What follows is a listing to be transcribed exactly.

Begin Data for the task

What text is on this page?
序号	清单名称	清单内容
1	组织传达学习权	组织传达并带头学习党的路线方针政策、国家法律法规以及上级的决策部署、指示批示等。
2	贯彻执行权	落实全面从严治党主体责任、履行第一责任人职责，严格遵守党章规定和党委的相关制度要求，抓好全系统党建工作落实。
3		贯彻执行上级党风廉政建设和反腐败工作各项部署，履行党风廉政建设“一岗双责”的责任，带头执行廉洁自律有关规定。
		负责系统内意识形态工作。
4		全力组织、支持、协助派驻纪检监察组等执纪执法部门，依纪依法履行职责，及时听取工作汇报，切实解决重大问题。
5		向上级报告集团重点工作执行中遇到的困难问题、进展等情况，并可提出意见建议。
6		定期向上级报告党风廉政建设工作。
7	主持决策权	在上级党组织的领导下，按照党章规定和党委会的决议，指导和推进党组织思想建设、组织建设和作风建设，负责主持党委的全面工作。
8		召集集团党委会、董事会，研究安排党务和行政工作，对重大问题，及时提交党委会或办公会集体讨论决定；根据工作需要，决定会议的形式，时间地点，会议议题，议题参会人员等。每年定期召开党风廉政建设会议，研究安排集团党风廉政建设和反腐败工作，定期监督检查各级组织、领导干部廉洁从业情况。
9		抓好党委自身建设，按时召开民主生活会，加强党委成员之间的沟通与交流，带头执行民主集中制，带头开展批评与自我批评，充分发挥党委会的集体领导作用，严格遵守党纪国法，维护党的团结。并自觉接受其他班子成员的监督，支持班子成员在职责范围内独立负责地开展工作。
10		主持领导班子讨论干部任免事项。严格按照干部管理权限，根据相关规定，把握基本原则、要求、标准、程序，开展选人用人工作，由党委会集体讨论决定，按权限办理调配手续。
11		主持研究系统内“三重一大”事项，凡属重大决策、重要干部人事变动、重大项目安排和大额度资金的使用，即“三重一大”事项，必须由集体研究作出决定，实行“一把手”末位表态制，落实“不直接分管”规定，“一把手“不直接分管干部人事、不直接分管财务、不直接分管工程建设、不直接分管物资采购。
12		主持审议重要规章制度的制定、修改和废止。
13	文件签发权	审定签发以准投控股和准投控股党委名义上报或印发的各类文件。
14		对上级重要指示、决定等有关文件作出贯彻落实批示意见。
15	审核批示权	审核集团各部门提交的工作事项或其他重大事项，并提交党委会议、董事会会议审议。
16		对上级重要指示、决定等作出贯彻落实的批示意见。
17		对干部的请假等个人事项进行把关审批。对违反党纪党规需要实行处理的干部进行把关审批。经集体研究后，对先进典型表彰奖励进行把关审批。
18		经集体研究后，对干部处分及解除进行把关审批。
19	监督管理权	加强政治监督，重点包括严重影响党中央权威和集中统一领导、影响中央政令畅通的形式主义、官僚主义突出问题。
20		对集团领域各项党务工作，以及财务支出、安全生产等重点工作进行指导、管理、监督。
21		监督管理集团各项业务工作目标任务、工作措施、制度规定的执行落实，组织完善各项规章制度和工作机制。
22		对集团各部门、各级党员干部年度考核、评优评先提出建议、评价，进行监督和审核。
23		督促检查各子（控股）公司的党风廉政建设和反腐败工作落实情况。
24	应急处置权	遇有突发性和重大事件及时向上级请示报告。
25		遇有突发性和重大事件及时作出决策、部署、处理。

End Data for the task

Output below
What text is on this page?
序号	清单名称	清单内容
1	组织传达学习权	组织传达并带头学习党的路线方针政策、国家法律法规以及上级的决策部署、指示批示等。
2	贯彻执行权	落实全面从严治党主体责任、履行第一责任人职责，严格遵守党章规定和党委的相关制度要求，抓好全系统党建工作落实。
3		贯彻执行上级党风廉政建设和反腐败工作各项部署，履行党风廉政建设“一岗双责”的责任，带头执行廉洁自律有关规定。
		负责系统内意识形态工作。
4		全力组织、支持、协助派驻纪检监察组等执纪执法部门，依纪依法履行职责，及时听取工作汇报，切实解决重大问题。
5		向上级报告集团重点工作执行中遇到的困难问题、进展等情况，并可提出意见建议。
6		定期向上级报告党风廉政建设工作。
7	主持决策权	在上级党组织的领导下，按照党章规定和党委会的决议，指导和推进党组织思想建设、组织建设和作风建设，负责主持党委的全面工作。
8		召集集团党委会、董事会，研究安排党务和行政工作，对重大问题，及时提交党委会或办公会集体讨论决定；根据工作需要，决定会议的形式，时间地点，会议议题，议题参会人员等。每年定期召开党风廉政建设会议，研究安排集团党风廉政建设和反腐败工作，定期监督检查各级组织、领导干部廉洁从业情况。
9		抓好党委自身建设，按时召开民主生活会，加强党委成员之间的沟通与交流，带头执行民主集中制，带头开展批评与自我批评，充分发挥党委会的集体领导作用，严格遵守党纪国法，维护党的团结。并自觉接受其他班子成员的监督，支持班子成员在职责范围内独立负责地开展工作。
10		主持领导班子讨论干部任免事项。严格按照干部管理权限，根据相关规定，把握基本原则、要求、标准、程序，开展选人用人工作，由党委会集体讨论决定，按权限办理调配手续。
11		主持研究系统内“三重一大”事项，凡属重大决策、重要干部人事变动、重大项目安排和大额度资金的使用，即“三重一大”事项，必须由集体研究作出决定，实行“一把手”末位表态制，落实“不直接分管”规定，“一把手“不直接分管干部人事、不直接分管财务、不直接分管工程建设、不直接分管物资采购。
12		主持审议重要规章制度的制定、修改和废止。
13	文件签发权	审定签发以准投控股和准投控股党委名义上报或印发的各类文件。
14		对上级重要指示、决定等有关文件作出贯彻落实批示意见。
15	审核批示权	审核集团各部门提交的工作事项或其他重大事项，并提交党委会议、董事会会议审议。
16		对上级重要指示、决定等作出贯彻落实的批示意见。
17		对干部的请假等个人事项进行把关审批。对违反党纪党规需要实行处理的干部进行把关审批。经集体研究后，对先进典型表彰奖励进行把关审批。
18		经集体研究后，对干部处分及解除进行把关审批。
19	监督管理权	加强政治监督，重点包括严重影响党中央权威和集中统一领导、影响中央政令畅通的形式主义、官僚主义突出问题。
20		对集团领域各项党务工作，以及财务支出、安全生产等重点工作进行指导、管理、监督。
21		监督管理集团各项业务工作目标任务、工作措施、制度规定的执行落实，组织完善各项规章制度和工作机制。
22		对集团各部门、各级党员干部年度考核、评优评先提出建议、评价，进行监督和审核。
23		督促检查各子（控股）公司的党风廉政建设和反腐败工作落实情况。
24	应急处置权	遇有突发性和重大事件及时向上级请示报告。
25		遇有突发性和重大事件及时作出决策、部署、处理。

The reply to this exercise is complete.